Set problem
Reproduce each line exactly. Skip none.

== Records supplied ==

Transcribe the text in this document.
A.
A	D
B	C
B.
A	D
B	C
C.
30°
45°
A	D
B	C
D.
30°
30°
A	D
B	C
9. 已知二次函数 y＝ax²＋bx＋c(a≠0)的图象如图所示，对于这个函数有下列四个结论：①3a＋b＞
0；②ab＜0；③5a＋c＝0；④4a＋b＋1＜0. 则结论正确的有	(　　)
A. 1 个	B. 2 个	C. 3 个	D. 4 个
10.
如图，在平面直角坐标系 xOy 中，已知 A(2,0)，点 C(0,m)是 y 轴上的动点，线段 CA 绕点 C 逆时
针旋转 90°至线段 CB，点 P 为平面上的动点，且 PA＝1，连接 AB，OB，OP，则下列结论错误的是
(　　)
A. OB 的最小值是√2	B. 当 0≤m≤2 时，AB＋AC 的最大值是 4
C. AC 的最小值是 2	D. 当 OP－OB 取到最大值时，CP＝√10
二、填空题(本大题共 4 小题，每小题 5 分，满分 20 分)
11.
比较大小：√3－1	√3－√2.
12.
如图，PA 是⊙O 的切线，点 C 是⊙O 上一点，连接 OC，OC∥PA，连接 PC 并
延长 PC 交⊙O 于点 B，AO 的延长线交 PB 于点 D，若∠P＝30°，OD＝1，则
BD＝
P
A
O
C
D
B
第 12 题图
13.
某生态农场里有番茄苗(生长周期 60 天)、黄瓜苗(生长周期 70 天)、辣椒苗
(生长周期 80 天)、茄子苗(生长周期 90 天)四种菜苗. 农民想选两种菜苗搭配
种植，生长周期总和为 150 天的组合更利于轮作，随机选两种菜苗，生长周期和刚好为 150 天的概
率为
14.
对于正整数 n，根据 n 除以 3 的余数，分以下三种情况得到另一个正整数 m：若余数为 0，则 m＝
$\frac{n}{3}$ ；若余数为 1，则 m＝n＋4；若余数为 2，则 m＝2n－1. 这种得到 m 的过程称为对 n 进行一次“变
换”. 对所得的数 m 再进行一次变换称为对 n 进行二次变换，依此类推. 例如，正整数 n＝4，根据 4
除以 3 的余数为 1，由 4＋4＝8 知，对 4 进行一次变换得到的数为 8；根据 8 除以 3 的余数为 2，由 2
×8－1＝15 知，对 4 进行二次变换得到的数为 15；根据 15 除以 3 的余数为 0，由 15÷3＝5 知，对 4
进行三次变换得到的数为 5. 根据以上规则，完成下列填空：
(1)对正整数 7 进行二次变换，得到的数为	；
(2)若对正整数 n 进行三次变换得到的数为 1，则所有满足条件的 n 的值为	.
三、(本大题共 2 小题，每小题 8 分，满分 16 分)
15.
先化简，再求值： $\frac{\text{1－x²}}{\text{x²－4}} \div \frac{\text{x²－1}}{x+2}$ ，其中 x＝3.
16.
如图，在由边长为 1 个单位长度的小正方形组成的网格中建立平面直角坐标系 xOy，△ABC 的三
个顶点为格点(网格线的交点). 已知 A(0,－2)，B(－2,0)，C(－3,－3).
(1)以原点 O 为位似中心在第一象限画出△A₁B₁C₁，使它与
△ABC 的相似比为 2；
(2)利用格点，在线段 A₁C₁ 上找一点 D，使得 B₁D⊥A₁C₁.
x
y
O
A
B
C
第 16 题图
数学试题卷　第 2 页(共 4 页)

===

Solution to the exercise
Transcribe the text in this document.
A.
A	D
B	C
B.
A	D
B	C
C.
30°
45°
A	D
B	C
D.
30°
30°
A	D
B	C
9. 已知二次函数 y＝ax²＋bx＋c(a≠0)的图象如图所示，对于这个函数有下列四个结论：①3a＋b＞
0；②ab＜0；③5a＋c＝0；④4a＋b＋1＜0. 则结论正确的有	(　　)
A. 1 个	B. 2 个	C. 3 个	D. 4 个
10.
如图，在平面直角坐标系 xOy 中，已知 A(2,0)，点 C(0,m)是 y 轴上的动点，线段 CA 绕点 C 逆时
针旋转 90°至线段 CB，点 P 为平面上的动点，且 PA＝1，连接 AB，OB，OP，则下列结论错误的是
(　　)
A. OB 的最小值是√2	B. 当 0≤m≤2 时，AB＋AC 的最大值是 4
C. AC 的最小值是 2	D. 当 OP－OB 取到最大值时，CP＝√10
二、填空题(本大题共 4 小题，每小题 5 分，满分 20 分)
11.
比较大小：√3－1	√3－√2.
12.
如图，PA 是⊙O 的切线，点 C 是⊙O 上一点，连接 OC，OC∥PA，连接 PC 并
延长 PC 交⊙O 于点 B，AO 的延长线交 PB 于点 D，若∠P＝30°，OD＝1，则
BD＝
P
A
O
C
D
B
第 12 题图
13.
某生态农场里有番茄苗(生长周期 60 天)、黄瓜苗(生长周期 70 天)、辣椒苗
(生长周期 80 天)、茄子苗(生长周期 90 天)四种菜苗. 农民想选两种菜苗搭配
种植，生长周期总和为 150 天的组合更利于轮作，随机选两种菜苗，生长周期和刚好为 150 天的概
率为
14.
对于正整数 n，根据 n 除以 3 的余数，分以下三种情况得到另一个正整数 m：若余数为 0，则 m＝
$\frac{n}{3}$ ；若余数为 1，则 m＝n＋4；若余数为 2，则 m＝2n－1. 这种得到 m 的过程称为对 n 进行一次“变
换”. 对所得的数 m 再进行一次变换称为对 n 进行二次变换，依此类推. 例如，正整数 n＝4，根据 4
除以 3 的余数为 1，由 4＋4＝8 知，对 4 进行一次变换得到的数为 8；根据 8 除以 3 的余数为 2，由 2
×8－1＝15 知，对 4 进行二次变换得到的数为 15；根据 15 除以 3 的余数为 0，由 15÷3＝5 知，对 4
进行三次变换得到的数为 5. 根据以上规则，完成下列填空：
(1)对正整数 7 进行二次变换，得到的数为	；
(2)若对正整数 n 进行三次变换得到的数为 1，则所有满足条件的 n 的值为	.
三、(本大题共 2 小题，每小题 8 分，满分 16 分)
15.
先化简，再求值： $\frac{\text{1－x²}}{\text{x²－4}} \div \frac{\text{x²－1}}{x+2}$ ，其中 x＝3.
16.
如图，在由边长为 1 个单位长度的小正方形组成的网格中建立平面直角坐标系 xOy，△ABC 的三
个顶点为格点(网格线的交点). 已知 A(0,－2)，B(－2,0)，C(－3,－3).
(1)以原点 O 为位似中心在第一象限画出△A₁B₁C₁，使它与
△ABC 的相似比为 2；
(2)利用格点，在线段 A₁C₁ 上找一点 D，使得 B₁D⊥A₁C₁.
x
y
O
A
B
C
第 16 题图
数学试题卷　第 2 页(共 4 页)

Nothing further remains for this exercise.